*Goal*
Repeat the full listing, word for word.

>> Begin Material for this task

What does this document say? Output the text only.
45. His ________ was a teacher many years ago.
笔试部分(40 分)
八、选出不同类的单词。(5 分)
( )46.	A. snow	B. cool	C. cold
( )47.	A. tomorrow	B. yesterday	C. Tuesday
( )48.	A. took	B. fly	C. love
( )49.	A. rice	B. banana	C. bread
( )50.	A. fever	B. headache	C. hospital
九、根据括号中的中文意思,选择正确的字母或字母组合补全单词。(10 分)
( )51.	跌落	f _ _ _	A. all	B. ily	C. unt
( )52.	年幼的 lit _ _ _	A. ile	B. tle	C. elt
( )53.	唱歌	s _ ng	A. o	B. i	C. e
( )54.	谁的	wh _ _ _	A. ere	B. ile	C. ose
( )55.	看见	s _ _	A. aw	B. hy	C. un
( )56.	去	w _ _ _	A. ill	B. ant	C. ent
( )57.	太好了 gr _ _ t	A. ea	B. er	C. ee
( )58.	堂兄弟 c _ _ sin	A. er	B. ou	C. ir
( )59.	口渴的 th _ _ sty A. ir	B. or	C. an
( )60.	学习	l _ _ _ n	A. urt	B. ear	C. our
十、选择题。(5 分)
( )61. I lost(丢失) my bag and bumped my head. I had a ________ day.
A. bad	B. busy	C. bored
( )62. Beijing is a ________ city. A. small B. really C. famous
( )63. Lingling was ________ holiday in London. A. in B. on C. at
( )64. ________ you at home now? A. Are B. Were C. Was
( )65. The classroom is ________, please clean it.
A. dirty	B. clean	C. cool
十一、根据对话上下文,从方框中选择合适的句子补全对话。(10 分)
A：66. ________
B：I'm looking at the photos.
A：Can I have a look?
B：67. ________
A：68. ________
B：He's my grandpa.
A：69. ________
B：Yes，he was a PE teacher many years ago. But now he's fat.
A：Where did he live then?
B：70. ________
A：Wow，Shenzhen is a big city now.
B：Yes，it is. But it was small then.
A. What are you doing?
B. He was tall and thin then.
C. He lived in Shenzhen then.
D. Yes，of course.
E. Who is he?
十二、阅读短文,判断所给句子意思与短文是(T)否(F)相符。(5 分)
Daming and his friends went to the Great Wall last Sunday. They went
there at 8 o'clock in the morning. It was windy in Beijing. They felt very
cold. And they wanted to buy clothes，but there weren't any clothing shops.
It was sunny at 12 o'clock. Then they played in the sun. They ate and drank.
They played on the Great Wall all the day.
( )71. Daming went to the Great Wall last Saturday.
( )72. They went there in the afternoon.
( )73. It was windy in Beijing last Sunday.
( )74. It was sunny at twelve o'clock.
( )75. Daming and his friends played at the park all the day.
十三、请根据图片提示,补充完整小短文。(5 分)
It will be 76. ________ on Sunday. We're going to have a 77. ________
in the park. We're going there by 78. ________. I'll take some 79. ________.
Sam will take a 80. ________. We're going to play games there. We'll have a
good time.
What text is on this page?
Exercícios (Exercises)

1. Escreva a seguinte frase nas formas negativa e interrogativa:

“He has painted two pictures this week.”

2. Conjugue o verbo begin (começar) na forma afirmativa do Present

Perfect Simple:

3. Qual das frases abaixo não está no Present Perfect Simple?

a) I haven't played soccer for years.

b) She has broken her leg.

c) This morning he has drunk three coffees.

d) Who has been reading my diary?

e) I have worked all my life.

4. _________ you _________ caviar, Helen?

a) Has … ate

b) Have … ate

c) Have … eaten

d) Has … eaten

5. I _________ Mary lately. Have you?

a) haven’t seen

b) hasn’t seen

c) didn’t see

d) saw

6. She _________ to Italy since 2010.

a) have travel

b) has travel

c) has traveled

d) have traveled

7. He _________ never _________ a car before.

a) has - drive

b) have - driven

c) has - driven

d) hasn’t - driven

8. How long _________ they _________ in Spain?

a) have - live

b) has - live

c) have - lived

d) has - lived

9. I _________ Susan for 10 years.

>> End Material for this task

*Result for this exercise*
What does this document say? Output the text only.
45. His ________ was a teacher many years ago.
笔试部分(40 分)
八、选出不同类的单词。(5 分)
( )46.	A. snow	B. cool	C. cold
( )47.	A. tomorrow	B. yesterday	C. Tuesday
( )48.	A. took	B. fly	C. love
( )49.	A. rice	B. banana	C. bread
( )50.	A. fever	B. headache	C. hospital
九、根据括号中的中文意思,选择正确的字母或字母组合补全单词。(10 分)
( )51.	跌落	f _ _ _	A. all	B. ily	C. unt
( )52.	年幼的 lit _ _ _	A. ile	B. tle	C. elt
( )53.	唱歌	s _ ng	A. o	B. i	C. e
( )54.	谁的	wh _ _ _	A. ere	B. ile	C. ose
( )55.	看见	s _ _	A. aw	B. hy	C. un
( )56.	去	w _ _ _	A. ill	B. ant	C. ent
( )57.	太好了 gr _ _ t	A. ea	B. er	C. ee
( )58.	堂兄弟 c _ _ sin	A. er	B. ou	C. ir
( )59.	口渴的 th _ _ sty A. ir	B. or	C. an
( )60.	学习	l _ _ _ n	A. urt	B. ear	C. our
十、选择题。(5 分)
( )61. I lost(丢失) my bag and bumped my head. I had a ________ day.
A. bad	B. busy	C. bored
( )62. Beijing is a ________ city. A. small B. really C. famous
( )63. Lingling was ________ holiday in London. A. in B. on C. at
( )64. ________ you at home now? A. Are B. Were C. Was
( )65. The classroom is ________, please clean it.
A. dirty	B. clean	C. cool
十一、根据对话上下文,从方框中选择合适的句子补全对话。(10 分)
A：66. ________
B：I'm looking at the photos.
A：Can I have a look?
B：67. ________
A：68. ________
B：He's my grandpa.
A：69. ________
B：Yes，he was a PE teacher many years ago. But now he's fat.
A：Where did he live then?
B：70. ________
A：Wow，Shenzhen is a big city now.
B：Yes，it is. But it was small then.
A. What are you doing?
B. He was tall and thin then.
C. He lived in Shenzhen then.
D. Yes，of course.
E. Who is he?
十二、阅读短文,判断所给句子意思与短文是(T)否(F)相符。(5 分)
Daming and his friends went to the Great Wall last Sunday. They went
there at 8 o'clock in the morning. It was windy in Beijing. They felt very
cold. And they wanted to buy clothes，but there weren't any clothing shops.
It was sunny at 12 o'clock. Then they played in the sun. They ate and drank.
They played on the Great Wall all the day.
( )71. Daming went to the Great Wall last Saturday.
( )72. They went there in the afternoon.
( )73. It was windy in Beijing last Sunday.
( )74. It was sunny at twelve o'clock.
( )75. Daming and his friends played at the park all the day.
十三、请根据图片提示,补充完整小短文。(5 分)
It will be 76. ________ on Sunday. We're going to have a 77. ________
in the park. We're going there by 78. ________. I'll take some 79. ________.
Sam will take a 80. ________. We're going to play games there. We'll have a
good time.
What text is on this page?
Exercícios (Exercises)

1. Escreva a seguinte frase nas formas negativa e interrogativa:

“He has painted two pictures this week.”

2. Conjugue o verbo begin (começar) na forma afirmativa do Present

Perfect Simple:

3. Qual das frases abaixo não está no Present Perfect Simple?

a) I haven't played soccer for years.

b) She has broken her leg.

c) This morning he has drunk three coffees.

d) Who has been reading my diary?

e) I have worked all my life.

4. _________ you _________ caviar, Helen?

a) Has … ate

b) Have … ate

c) Have … eaten

d) Has … eaten

5. I _________ Mary lately. Have you?

a) haven’t seen

b) hasn’t seen

c) didn’t see

d) saw

6. She _________ to Italy since 2010.

a) have travel

b) has travel

c) has traveled

d) have traveled

7. He _________ never _________ a car before.

a) has - drive

b) have - driven

c) has - driven

d) hasn’t - driven

8. How long _________ they _________ in Spain?

a) have - live

b) has - live

c) have - lived

d) has - lived

9. I _________ Susan for 10 years.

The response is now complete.